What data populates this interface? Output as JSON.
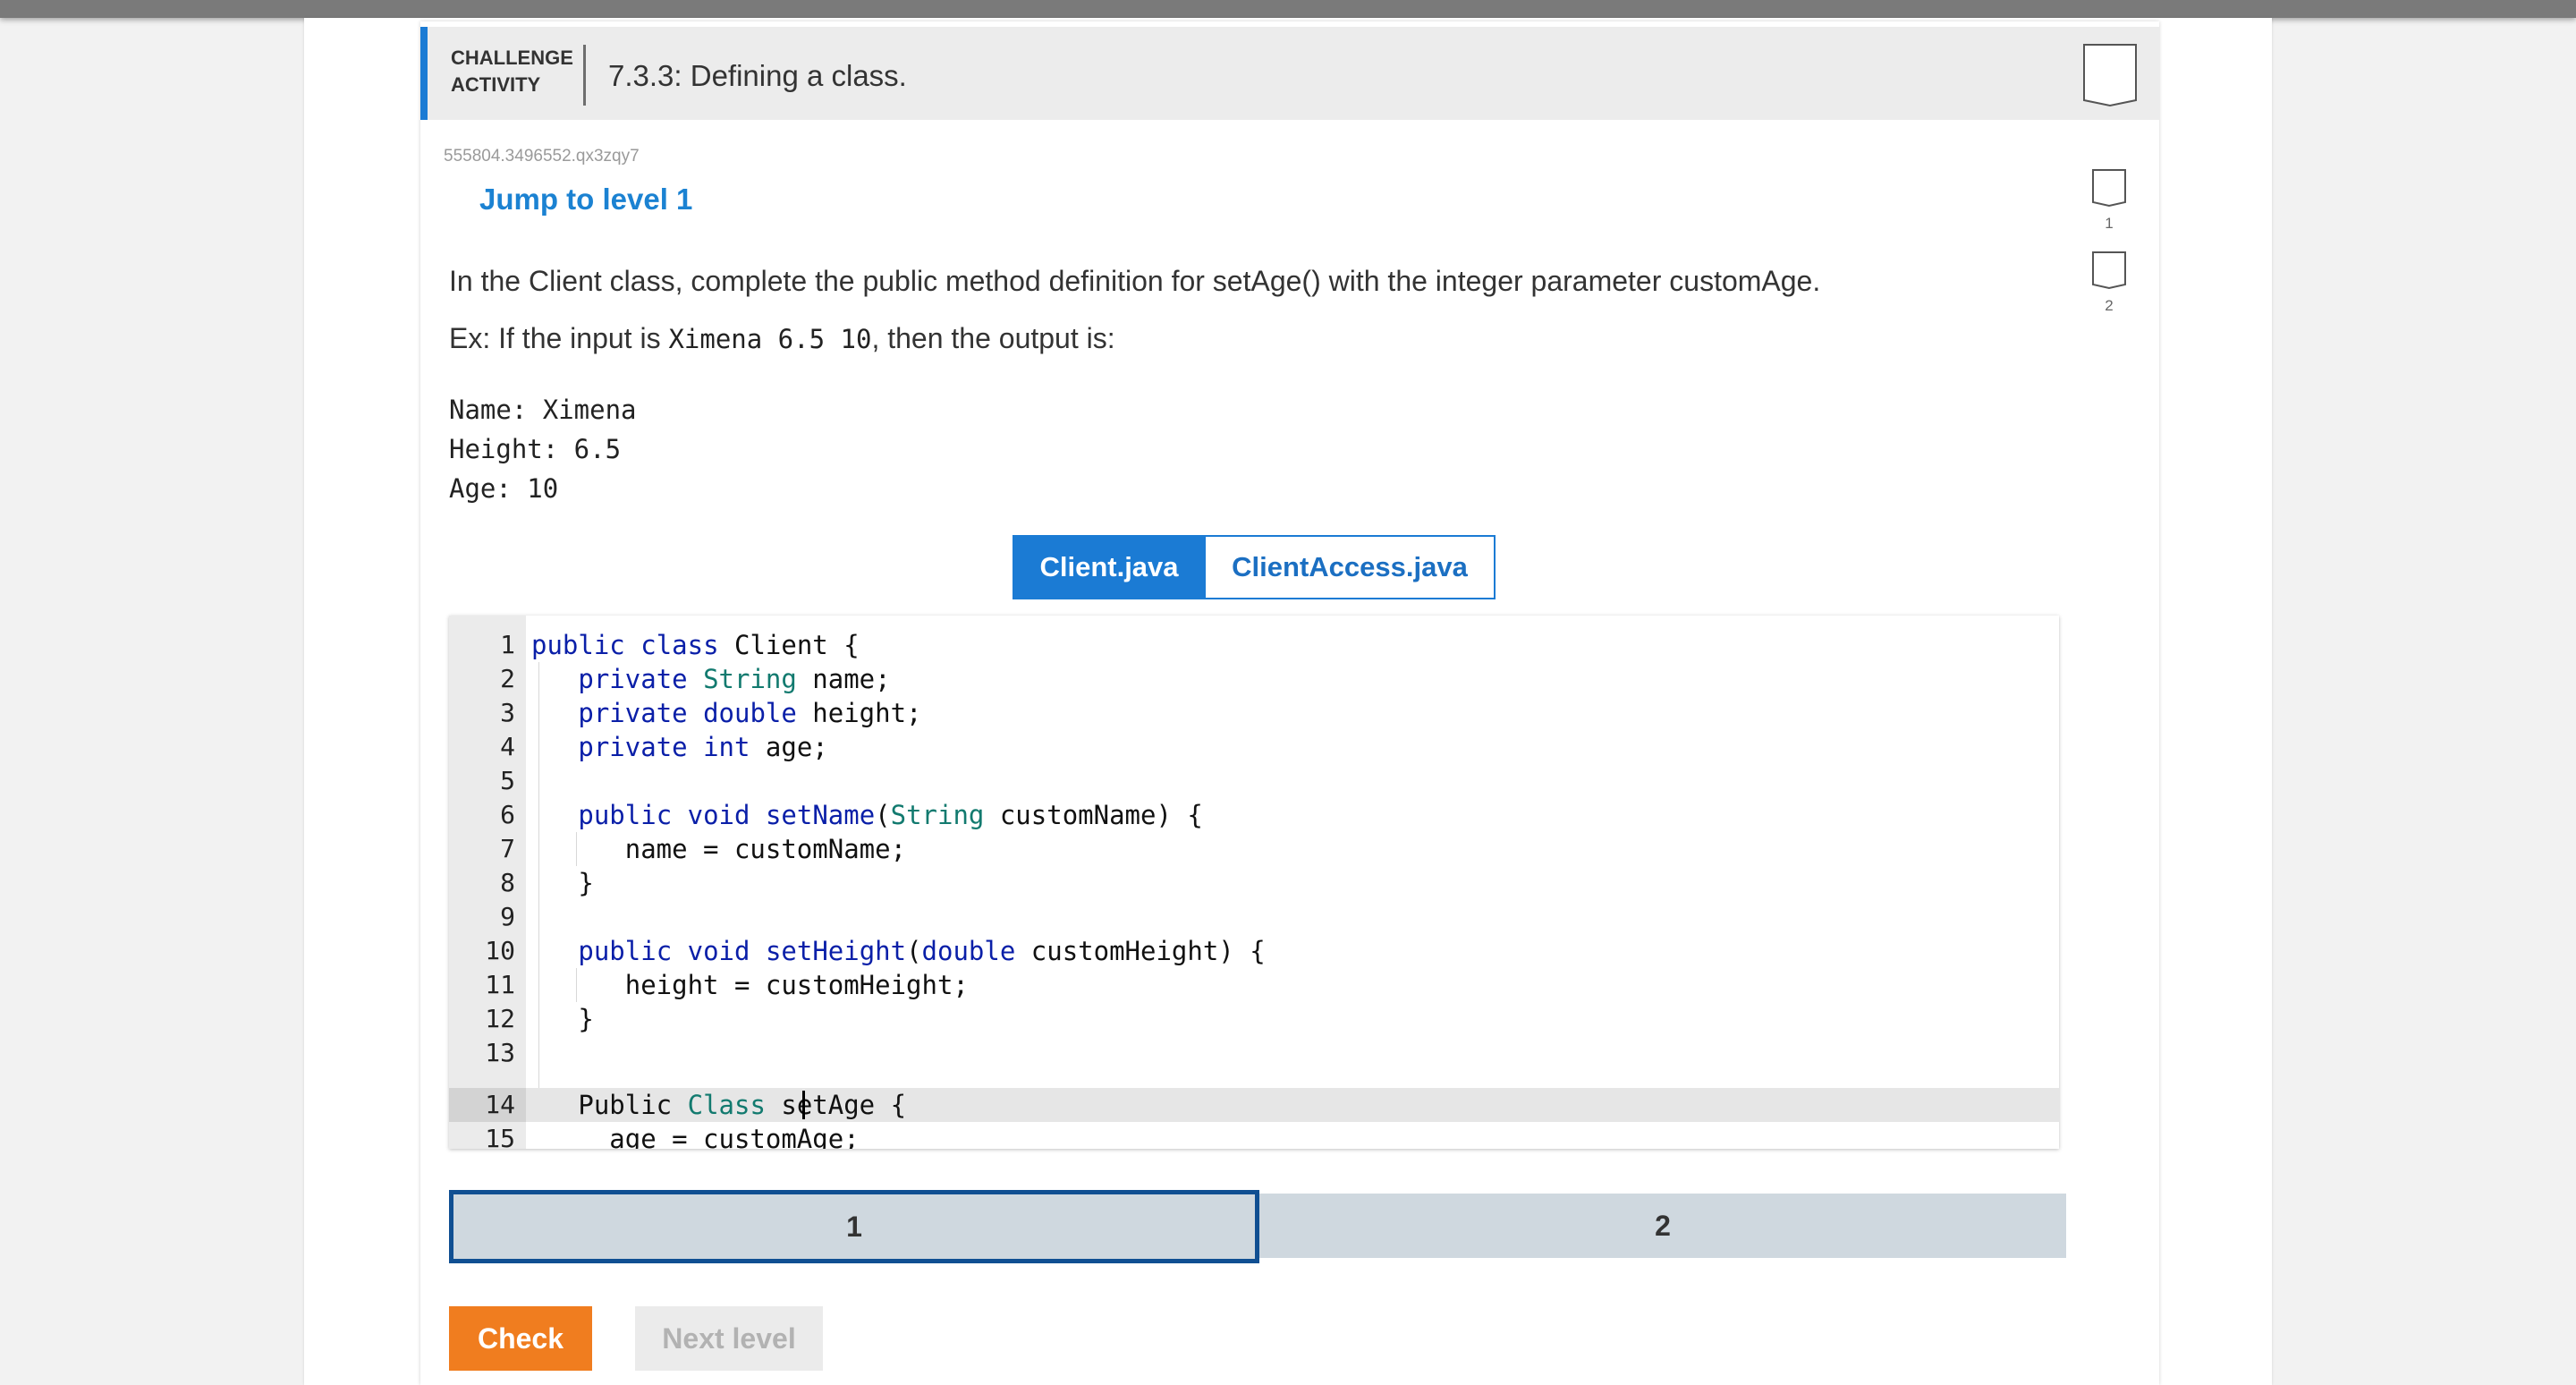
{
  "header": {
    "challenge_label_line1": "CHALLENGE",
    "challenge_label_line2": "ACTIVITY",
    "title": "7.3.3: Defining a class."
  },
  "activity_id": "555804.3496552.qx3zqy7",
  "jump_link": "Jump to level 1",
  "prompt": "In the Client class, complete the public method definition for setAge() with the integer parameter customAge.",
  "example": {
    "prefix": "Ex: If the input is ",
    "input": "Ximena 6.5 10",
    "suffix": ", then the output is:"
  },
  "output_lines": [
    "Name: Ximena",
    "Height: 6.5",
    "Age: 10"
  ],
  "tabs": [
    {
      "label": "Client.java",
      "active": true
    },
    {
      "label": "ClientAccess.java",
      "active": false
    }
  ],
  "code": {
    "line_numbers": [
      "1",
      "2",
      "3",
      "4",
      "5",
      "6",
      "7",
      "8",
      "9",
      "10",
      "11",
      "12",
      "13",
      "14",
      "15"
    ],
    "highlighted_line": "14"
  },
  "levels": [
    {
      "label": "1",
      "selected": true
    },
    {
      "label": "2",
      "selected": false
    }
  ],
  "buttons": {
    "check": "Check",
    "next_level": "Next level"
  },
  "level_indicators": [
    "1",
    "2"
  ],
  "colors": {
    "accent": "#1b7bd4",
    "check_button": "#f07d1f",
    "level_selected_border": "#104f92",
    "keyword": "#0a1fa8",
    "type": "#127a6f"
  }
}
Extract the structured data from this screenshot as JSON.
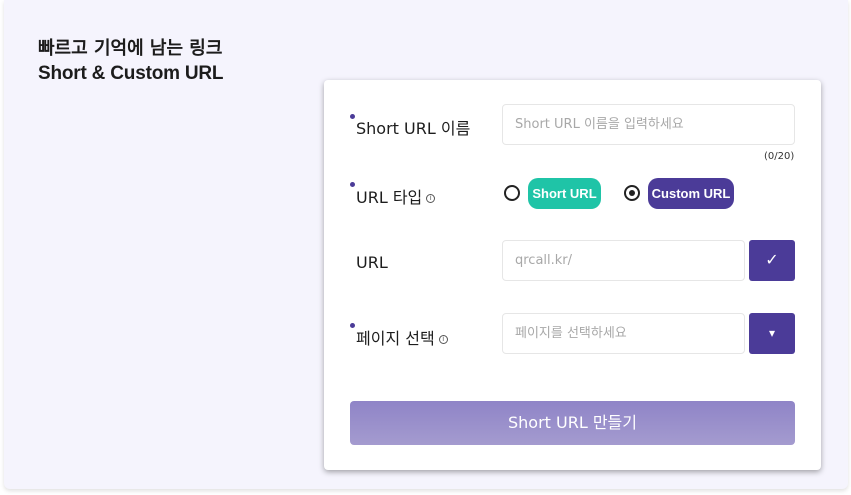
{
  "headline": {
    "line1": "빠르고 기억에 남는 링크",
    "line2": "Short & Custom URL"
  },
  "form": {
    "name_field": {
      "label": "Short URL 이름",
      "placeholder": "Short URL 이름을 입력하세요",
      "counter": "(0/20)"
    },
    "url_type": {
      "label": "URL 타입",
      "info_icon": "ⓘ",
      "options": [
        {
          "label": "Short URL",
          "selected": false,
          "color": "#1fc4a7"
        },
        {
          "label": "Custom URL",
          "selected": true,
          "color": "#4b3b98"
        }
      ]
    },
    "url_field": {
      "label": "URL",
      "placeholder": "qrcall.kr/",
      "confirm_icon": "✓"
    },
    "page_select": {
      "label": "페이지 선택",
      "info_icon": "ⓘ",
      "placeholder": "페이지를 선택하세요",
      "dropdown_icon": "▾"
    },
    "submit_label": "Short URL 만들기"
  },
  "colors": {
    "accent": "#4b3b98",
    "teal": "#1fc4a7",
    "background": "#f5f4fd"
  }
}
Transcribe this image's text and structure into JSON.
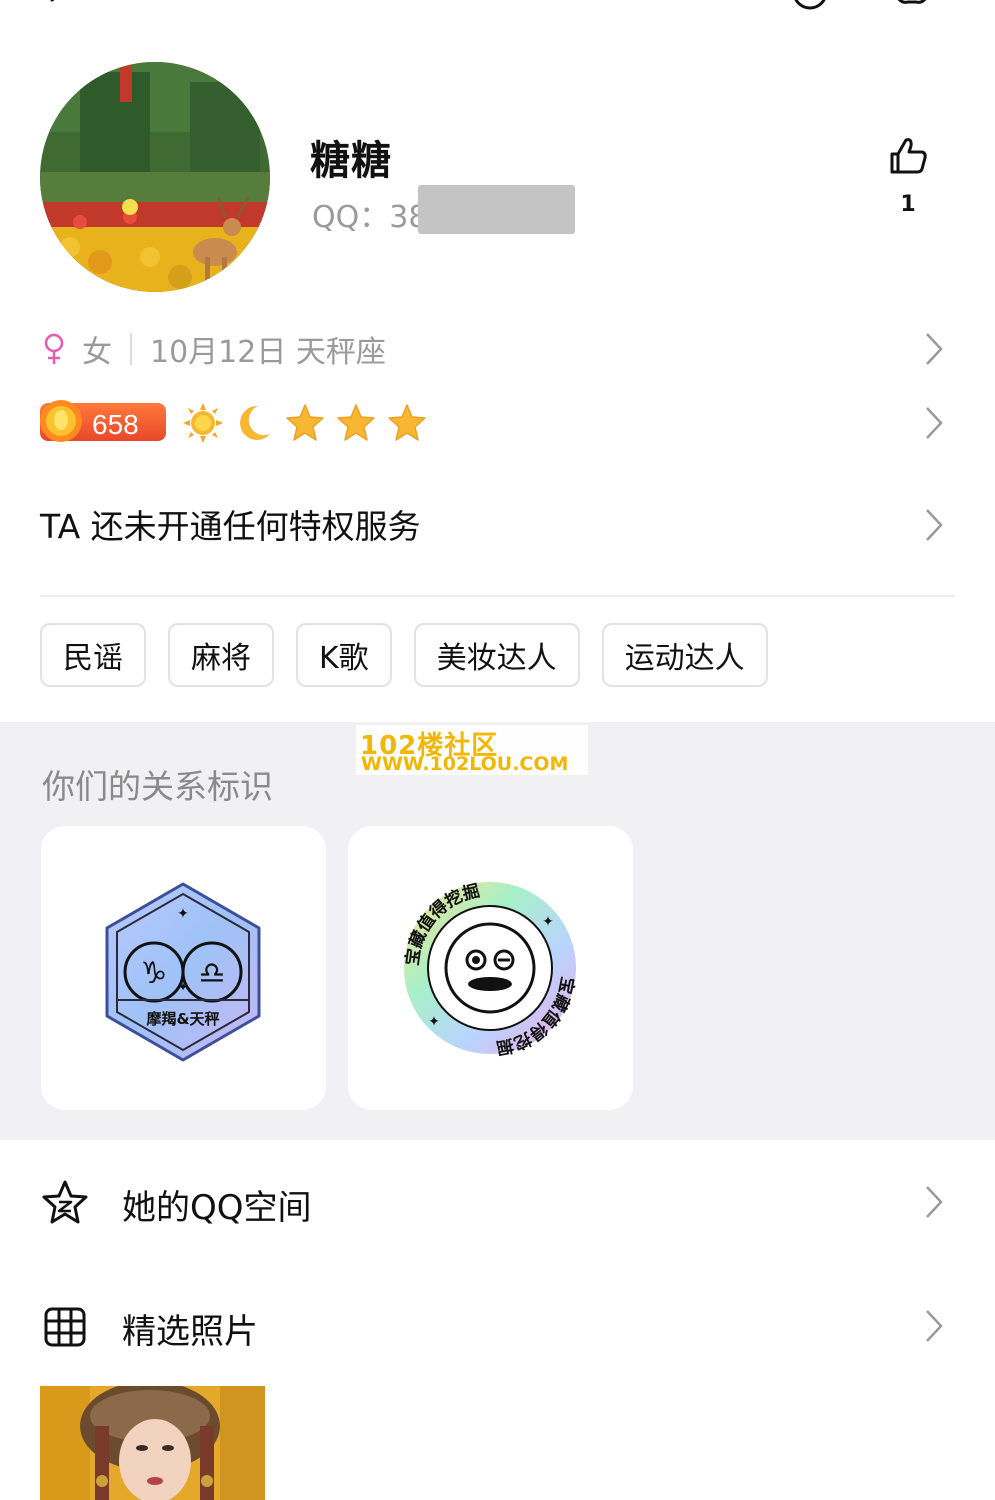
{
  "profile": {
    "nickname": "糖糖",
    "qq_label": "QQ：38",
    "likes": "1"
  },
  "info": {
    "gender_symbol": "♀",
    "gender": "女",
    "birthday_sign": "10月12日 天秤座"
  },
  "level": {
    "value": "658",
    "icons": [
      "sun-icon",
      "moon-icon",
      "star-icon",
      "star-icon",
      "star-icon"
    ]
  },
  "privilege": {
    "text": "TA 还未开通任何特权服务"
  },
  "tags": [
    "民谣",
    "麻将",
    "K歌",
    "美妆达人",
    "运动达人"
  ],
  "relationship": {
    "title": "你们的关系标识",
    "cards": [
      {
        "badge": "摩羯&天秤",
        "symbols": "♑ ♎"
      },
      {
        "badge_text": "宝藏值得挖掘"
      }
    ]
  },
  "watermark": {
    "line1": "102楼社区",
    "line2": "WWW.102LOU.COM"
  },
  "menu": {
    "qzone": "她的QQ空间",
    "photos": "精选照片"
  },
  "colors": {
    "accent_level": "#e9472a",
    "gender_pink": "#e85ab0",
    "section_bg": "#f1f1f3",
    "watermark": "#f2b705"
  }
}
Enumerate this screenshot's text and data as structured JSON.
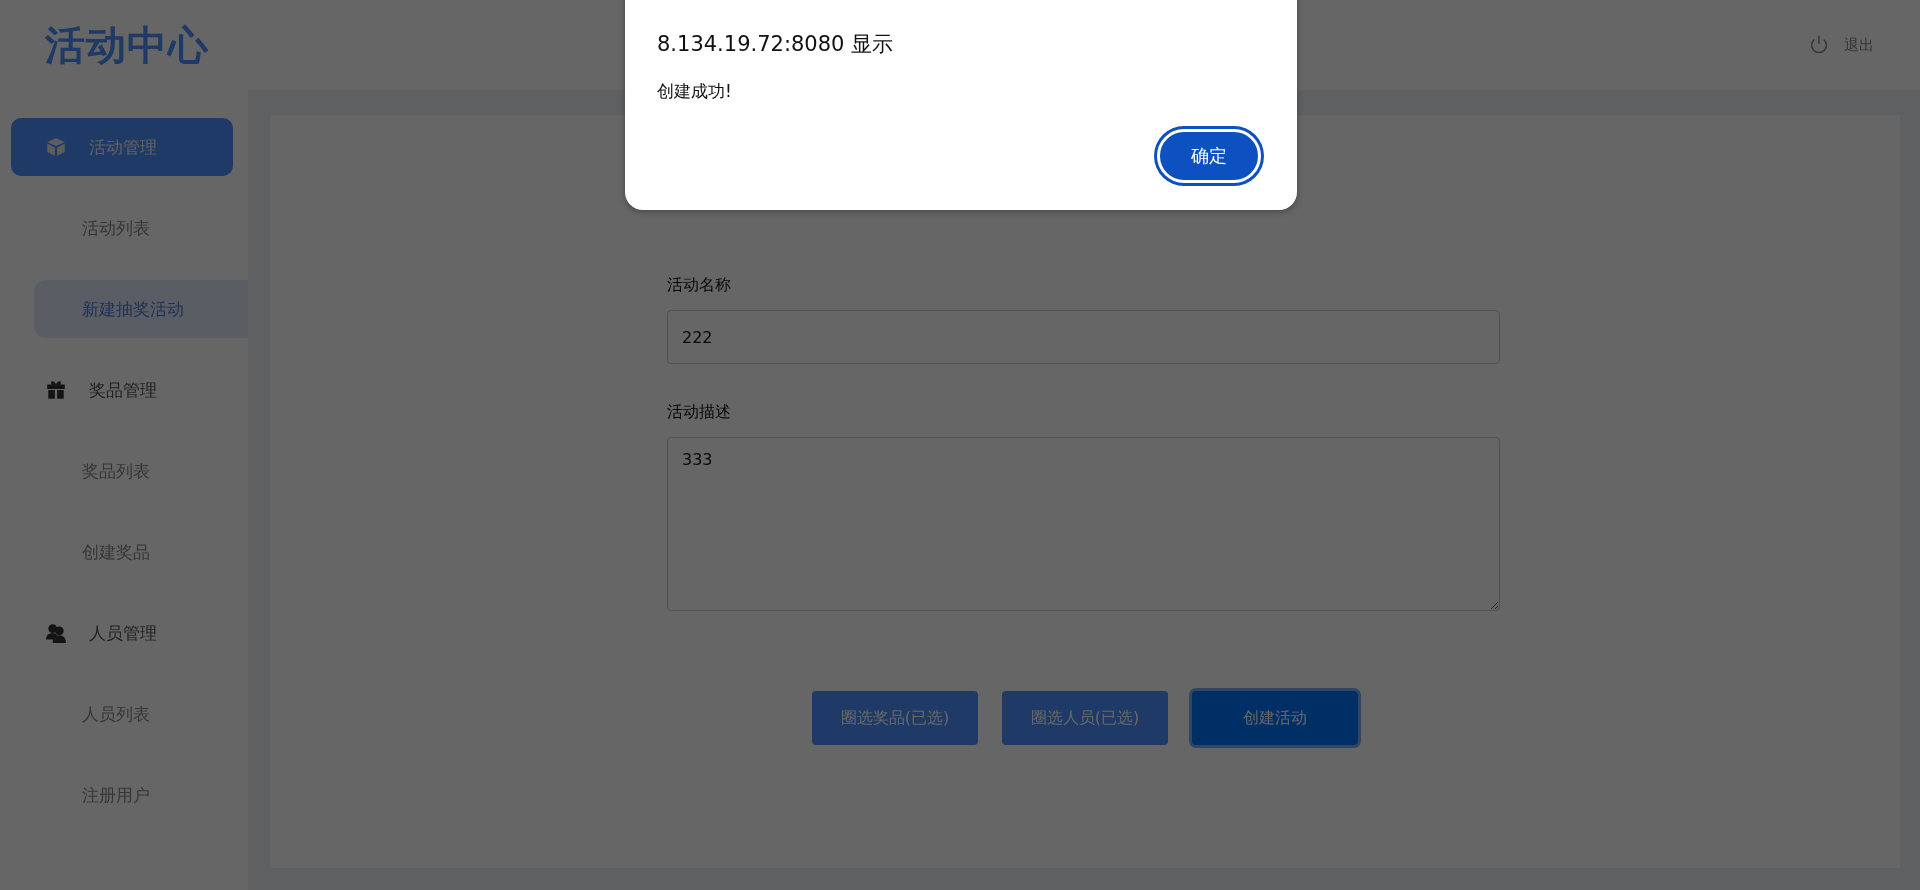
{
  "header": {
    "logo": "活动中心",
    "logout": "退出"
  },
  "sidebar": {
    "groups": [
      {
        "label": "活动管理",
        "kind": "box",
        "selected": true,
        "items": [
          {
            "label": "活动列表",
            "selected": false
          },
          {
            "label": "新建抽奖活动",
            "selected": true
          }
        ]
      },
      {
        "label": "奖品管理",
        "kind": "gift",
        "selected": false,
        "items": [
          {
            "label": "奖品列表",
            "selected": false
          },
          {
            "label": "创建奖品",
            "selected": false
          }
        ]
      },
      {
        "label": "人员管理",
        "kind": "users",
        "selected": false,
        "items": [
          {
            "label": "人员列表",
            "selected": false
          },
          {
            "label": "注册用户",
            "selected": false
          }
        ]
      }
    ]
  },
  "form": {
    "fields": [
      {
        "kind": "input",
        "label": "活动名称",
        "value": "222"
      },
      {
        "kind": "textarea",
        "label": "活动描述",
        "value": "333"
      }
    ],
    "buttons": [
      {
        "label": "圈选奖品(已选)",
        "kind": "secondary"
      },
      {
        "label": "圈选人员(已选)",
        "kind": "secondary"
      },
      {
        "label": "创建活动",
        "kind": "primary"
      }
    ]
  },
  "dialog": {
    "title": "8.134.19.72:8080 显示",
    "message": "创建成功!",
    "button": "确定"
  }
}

__________

• _Written instruction_
Above are records to transcribe exactly; leave their pictures out.

• _Exercise answer_
What data populates this interface? Output as JSON.
{
  "header": {
    "challenge_label_line1": "CHALLENGE",
    "challenge_label_line2": "ACTIVITY",
    "title": "7.3.3: Defining a class."
  },
  "activity_id": "555804.3496552.qx3zqy7",
  "jump_link": "Jump to level 1",
  "prompt": "In the Client class, complete the public method definition for setAge() with the integer parameter customAge.",
  "example": {
    "prefix": "Ex: If the input is ",
    "input": "Ximena 6.5 10",
    "suffix": ", then the output is:"
  },
  "output_lines": [
    "Name: Ximena",
    "Height: 6.5",
    "Age: 10"
  ],
  "tabs": [
    {
      "label": "Client.java",
      "active": true
    },
    {
      "label": "ClientAccess.java",
      "active": false
    }
  ],
  "code": {
    "line_numbers": [
      "1",
      "2",
      "3",
      "4",
      "5",
      "6",
      "7",
      "8",
      "9",
      "10",
      "11",
      "12",
      "13",
      "14",
      "15"
    ],
    "highlighted_line": "14"
  },
  "levels": [
    {
      "label": "1",
      "selected": true
    },
    {
      "label": "2",
      "selected": false
    }
  ],
  "buttons": {
    "check": "Check",
    "next_level": "Next level"
  },
  "level_indicators": [
    "1",
    "2"
  ],
  "colors": {
    "accent": "#1b7bd4",
    "check_button": "#f07d1f",
    "level_selected_border": "#104f92",
    "keyword": "#0a1fa8",
    "type": "#127a6f"
  }
}
Extract the structured data from this screenshot as JSON.
{
  "headline": {
    "line1": "빠르고 기억에 남는 링크",
    "line2": "Short & Custom URL"
  },
  "form": {
    "name_field": {
      "label": "Short URL 이름",
      "placeholder": "Short URL 이름을 입력하세요",
      "counter": "(0/20)"
    },
    "url_type": {
      "label": "URL 타입",
      "info_icon": "ⓘ",
      "options": [
        {
          "label": "Short URL",
          "selected": false,
          "color": "#1fc4a7"
        },
        {
          "label": "Custom URL",
          "selected": true,
          "color": "#4b3b98"
        }
      ]
    },
    "url_field": {
      "label": "URL",
      "placeholder": "qrcall.kr/",
      "confirm_icon": "✓"
    },
    "page_select": {
      "label": "페이지 선택",
      "info_icon": "ⓘ",
      "placeholder": "페이지를 선택하세요",
      "dropdown_icon": "▾"
    },
    "submit_label": "Short URL 만들기"
  },
  "colors": {
    "accent": "#4b3b98",
    "teal": "#1fc4a7",
    "background": "#f5f4fd"
  }
}
Transcribe this image's text and structure into JSON.
{
  "profile": {
    "nickname": "糖糖",
    "qq_label": "QQ：38",
    "likes": "1"
  },
  "info": {
    "gender_symbol": "♀",
    "gender": "女",
    "birthday_sign": "10月12日 天秤座"
  },
  "level": {
    "value": "658",
    "icons": [
      "sun-icon",
      "moon-icon",
      "star-icon",
      "star-icon",
      "star-icon"
    ]
  },
  "privilege": {
    "text": "TA 还未开通任何特权服务"
  },
  "tags": [
    "民谣",
    "麻将",
    "K歌",
    "美妆达人",
    "运动达人"
  ],
  "relationship": {
    "title": "你们的关系标识",
    "cards": [
      {
        "badge": "摩羯&天秤",
        "symbols": "♑ ♎"
      },
      {
        "badge_text": "宝藏值得挖掘"
      }
    ]
  },
  "watermark": {
    "line1": "102楼社区",
    "line2": "WWW.102LOU.COM"
  },
  "menu": {
    "qzone": "她的QQ空间",
    "photos": "精选照片"
  },
  "colors": {
    "accent_level": "#e9472a",
    "gender_pink": "#e85ab0",
    "section_bg": "#f1f1f3",
    "watermark": "#f2b705"
  }
}
Enumerate this screenshot's text and data as structured JSON.
{
  "header": {
    "logo": "活动中心",
    "logout": "退出"
  },
  "sidebar": {
    "groups": [
      {
        "label": "活动管理",
        "kind": "box",
        "selected": true,
        "items": [
          {
            "label": "活动列表",
            "selected": false
          },
          {
            "label": "新建抽奖活动",
            "selected": true
          }
        ]
      },
      {
        "label": "奖品管理",
        "kind": "gift",
        "selected": false,
        "items": [
          {
            "label": "奖品列表",
            "selected": false
          },
          {
            "label": "创建奖品",
            "selected": false
          }
        ]
      },
      {
        "label": "人员管理",
        "kind": "users",
        "selected": false,
        "items": [
          {
            "label": "人员列表",
            "selected": false
          },
          {
            "label": "注册用户",
            "selected": false
          }
        ]
      }
    ]
  },
  "form": {
    "fields": [
      {
        "kind": "input",
        "label": "活动名称",
        "value": "222"
      },
      {
        "kind": "textarea",
        "label": "活动描述",
        "value": "333"
      }
    ],
    "buttons": [
      {
        "label": "圈选奖品(已选)",
        "kind": "secondary"
      },
      {
        "label": "圈选人员(已选)",
        "kind": "secondary"
      },
      {
        "label": "创建活动",
        "kind": "primary"
      }
    ]
  },
  "dialog": {
    "title": "8.134.19.72:8080 显示",
    "message": "创建成功!",
    "button": "确定"
  }
}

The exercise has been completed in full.